* **What to work on**:
Pick out and copy every line below that has the word "this".
····················
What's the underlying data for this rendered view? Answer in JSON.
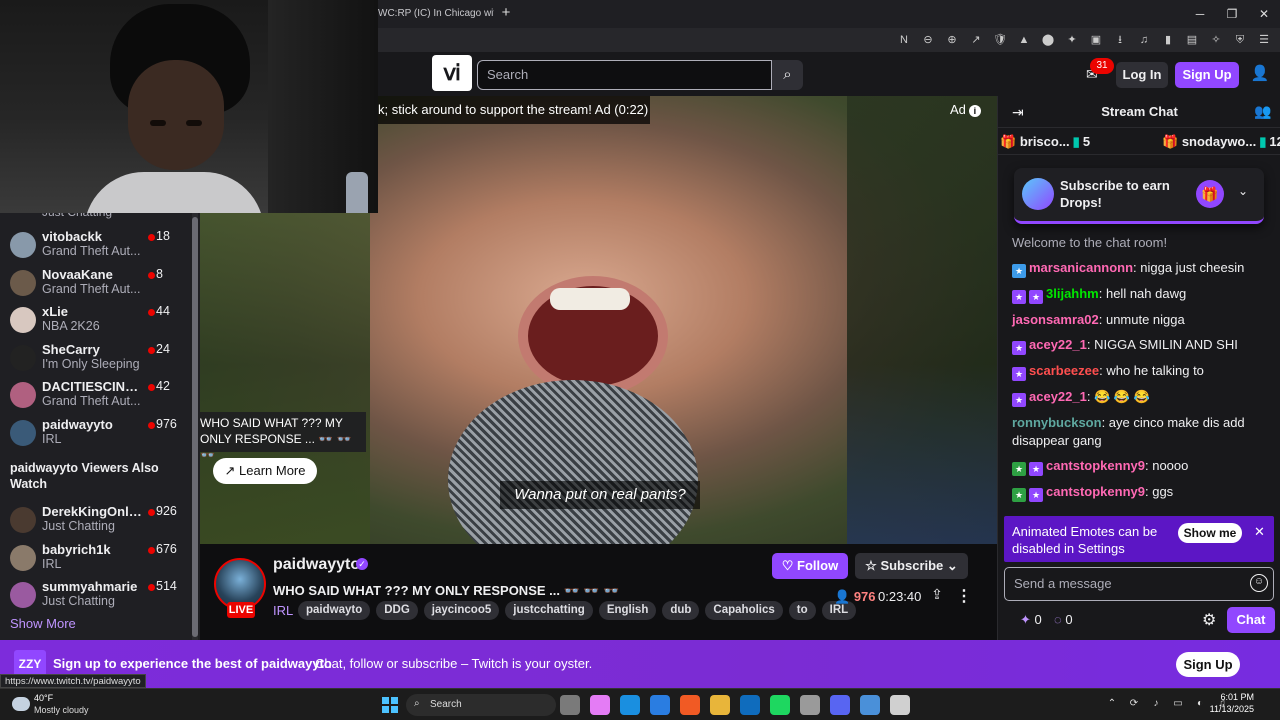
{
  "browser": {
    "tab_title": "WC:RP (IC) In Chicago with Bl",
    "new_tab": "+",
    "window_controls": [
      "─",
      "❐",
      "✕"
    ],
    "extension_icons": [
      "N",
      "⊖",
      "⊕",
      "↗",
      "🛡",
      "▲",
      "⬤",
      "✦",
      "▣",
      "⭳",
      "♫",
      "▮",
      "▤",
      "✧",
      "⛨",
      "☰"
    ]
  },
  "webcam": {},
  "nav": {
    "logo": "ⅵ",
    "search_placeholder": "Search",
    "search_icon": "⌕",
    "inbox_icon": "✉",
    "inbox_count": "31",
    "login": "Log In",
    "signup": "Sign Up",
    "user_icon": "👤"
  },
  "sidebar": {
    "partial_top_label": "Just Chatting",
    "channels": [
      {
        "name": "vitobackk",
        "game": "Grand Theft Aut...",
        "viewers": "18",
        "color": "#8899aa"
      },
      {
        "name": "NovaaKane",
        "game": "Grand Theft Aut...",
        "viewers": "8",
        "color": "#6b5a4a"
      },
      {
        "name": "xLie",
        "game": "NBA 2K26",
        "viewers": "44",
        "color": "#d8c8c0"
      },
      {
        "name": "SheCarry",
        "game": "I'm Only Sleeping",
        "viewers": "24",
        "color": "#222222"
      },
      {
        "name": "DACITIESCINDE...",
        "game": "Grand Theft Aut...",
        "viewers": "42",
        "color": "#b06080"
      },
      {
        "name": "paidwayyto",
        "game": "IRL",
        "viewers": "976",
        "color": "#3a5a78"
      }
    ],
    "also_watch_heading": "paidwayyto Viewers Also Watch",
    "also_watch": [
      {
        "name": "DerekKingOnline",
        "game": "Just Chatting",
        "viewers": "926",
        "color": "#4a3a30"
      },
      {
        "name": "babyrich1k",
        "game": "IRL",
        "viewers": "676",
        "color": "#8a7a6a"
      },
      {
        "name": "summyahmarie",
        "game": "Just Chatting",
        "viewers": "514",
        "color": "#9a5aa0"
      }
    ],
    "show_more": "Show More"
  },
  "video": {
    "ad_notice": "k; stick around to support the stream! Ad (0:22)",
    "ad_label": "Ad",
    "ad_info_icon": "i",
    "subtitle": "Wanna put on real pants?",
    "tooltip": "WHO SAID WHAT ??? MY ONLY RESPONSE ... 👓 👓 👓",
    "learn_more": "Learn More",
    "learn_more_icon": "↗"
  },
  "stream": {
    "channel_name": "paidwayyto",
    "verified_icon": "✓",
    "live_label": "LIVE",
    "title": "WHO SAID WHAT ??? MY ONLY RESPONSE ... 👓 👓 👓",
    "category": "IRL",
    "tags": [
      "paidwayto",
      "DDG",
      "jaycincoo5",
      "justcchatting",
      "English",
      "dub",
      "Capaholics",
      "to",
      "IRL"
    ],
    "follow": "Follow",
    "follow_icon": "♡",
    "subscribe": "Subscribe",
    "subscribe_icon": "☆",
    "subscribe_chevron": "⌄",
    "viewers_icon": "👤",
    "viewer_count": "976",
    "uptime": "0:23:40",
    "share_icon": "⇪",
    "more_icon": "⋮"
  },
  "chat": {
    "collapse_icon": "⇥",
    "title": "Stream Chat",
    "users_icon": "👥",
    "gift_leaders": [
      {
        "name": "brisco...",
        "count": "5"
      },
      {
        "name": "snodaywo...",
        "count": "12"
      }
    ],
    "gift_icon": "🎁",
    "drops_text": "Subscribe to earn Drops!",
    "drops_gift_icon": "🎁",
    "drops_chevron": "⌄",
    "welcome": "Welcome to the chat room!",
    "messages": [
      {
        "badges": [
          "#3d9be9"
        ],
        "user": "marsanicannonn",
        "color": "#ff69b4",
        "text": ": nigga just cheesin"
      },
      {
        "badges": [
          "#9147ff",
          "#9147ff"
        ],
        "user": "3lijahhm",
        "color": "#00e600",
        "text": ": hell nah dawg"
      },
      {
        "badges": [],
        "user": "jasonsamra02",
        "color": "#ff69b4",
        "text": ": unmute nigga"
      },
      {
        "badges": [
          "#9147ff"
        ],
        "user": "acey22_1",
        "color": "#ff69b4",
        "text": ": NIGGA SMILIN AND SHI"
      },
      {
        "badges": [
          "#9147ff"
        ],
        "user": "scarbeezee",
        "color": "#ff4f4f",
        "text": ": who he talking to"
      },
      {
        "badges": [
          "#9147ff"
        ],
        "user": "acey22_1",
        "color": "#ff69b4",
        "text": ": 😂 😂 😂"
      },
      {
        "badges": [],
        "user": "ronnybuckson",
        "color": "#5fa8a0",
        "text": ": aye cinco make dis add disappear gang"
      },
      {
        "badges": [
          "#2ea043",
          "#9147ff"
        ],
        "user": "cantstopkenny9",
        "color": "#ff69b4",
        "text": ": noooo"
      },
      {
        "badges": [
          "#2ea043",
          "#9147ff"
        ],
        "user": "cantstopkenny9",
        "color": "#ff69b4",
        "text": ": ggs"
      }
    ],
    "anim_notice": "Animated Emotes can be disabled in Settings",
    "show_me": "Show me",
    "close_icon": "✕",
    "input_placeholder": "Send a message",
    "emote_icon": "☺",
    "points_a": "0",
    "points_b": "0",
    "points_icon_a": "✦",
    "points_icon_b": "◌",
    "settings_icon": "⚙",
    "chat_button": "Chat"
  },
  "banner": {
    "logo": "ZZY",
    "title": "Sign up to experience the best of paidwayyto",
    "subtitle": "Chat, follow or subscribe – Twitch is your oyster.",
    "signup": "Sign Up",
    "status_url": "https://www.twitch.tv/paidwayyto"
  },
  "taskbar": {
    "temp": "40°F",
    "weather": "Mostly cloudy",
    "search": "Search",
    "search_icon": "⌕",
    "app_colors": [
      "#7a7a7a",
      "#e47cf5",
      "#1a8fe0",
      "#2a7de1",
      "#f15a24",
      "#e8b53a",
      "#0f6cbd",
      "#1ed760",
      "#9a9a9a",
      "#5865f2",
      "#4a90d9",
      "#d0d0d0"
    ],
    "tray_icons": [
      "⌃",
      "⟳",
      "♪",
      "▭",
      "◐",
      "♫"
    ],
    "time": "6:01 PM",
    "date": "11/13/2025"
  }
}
····················
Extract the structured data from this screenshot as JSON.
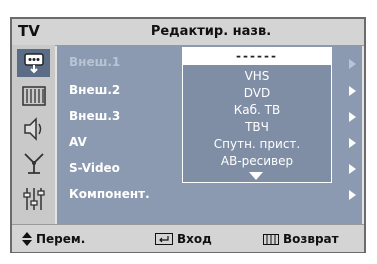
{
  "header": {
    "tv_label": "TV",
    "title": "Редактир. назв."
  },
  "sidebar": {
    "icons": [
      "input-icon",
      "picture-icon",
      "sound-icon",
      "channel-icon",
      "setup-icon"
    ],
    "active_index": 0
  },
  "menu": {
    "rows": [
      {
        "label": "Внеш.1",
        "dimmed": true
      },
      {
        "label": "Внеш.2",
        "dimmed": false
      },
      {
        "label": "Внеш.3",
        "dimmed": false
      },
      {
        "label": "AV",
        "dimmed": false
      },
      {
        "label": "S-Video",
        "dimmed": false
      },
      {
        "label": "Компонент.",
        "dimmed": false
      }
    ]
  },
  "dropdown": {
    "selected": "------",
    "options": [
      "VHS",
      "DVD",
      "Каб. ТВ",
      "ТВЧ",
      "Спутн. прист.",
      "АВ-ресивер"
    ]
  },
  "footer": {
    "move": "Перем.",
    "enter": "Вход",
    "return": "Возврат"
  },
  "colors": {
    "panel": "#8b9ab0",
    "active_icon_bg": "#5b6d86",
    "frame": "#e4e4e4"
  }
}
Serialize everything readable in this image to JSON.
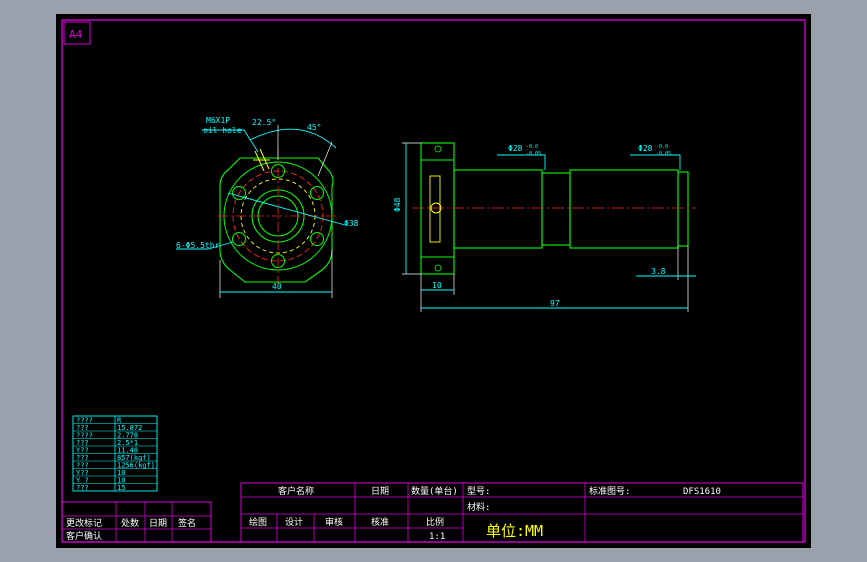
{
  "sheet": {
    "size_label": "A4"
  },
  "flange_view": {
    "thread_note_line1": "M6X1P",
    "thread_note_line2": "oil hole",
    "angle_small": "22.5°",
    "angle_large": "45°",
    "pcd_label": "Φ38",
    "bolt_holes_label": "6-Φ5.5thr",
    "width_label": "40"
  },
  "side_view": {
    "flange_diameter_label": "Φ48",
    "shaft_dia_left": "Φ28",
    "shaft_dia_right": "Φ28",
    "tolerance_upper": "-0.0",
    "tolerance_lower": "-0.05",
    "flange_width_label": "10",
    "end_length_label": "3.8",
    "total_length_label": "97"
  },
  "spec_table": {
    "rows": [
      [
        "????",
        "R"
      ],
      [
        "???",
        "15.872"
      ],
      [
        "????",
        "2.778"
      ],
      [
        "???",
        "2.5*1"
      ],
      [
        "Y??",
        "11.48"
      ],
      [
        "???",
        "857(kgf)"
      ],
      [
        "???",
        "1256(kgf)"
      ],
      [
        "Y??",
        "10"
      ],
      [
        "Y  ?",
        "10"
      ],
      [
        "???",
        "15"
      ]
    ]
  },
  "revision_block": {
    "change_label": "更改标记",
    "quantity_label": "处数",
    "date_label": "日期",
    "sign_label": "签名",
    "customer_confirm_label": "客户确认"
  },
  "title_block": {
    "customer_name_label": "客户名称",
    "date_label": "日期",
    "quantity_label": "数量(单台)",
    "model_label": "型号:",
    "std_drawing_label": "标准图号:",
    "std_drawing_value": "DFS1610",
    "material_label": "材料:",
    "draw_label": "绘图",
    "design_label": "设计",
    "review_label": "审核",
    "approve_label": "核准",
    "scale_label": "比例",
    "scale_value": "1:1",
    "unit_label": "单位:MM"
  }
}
····················
* **Output of the exercise**:
What's the underlying data for this rendered view? Answer in JSON.
Extract the structured data from this screenshot as JSON.
Serialize everything readable in this image to JSON.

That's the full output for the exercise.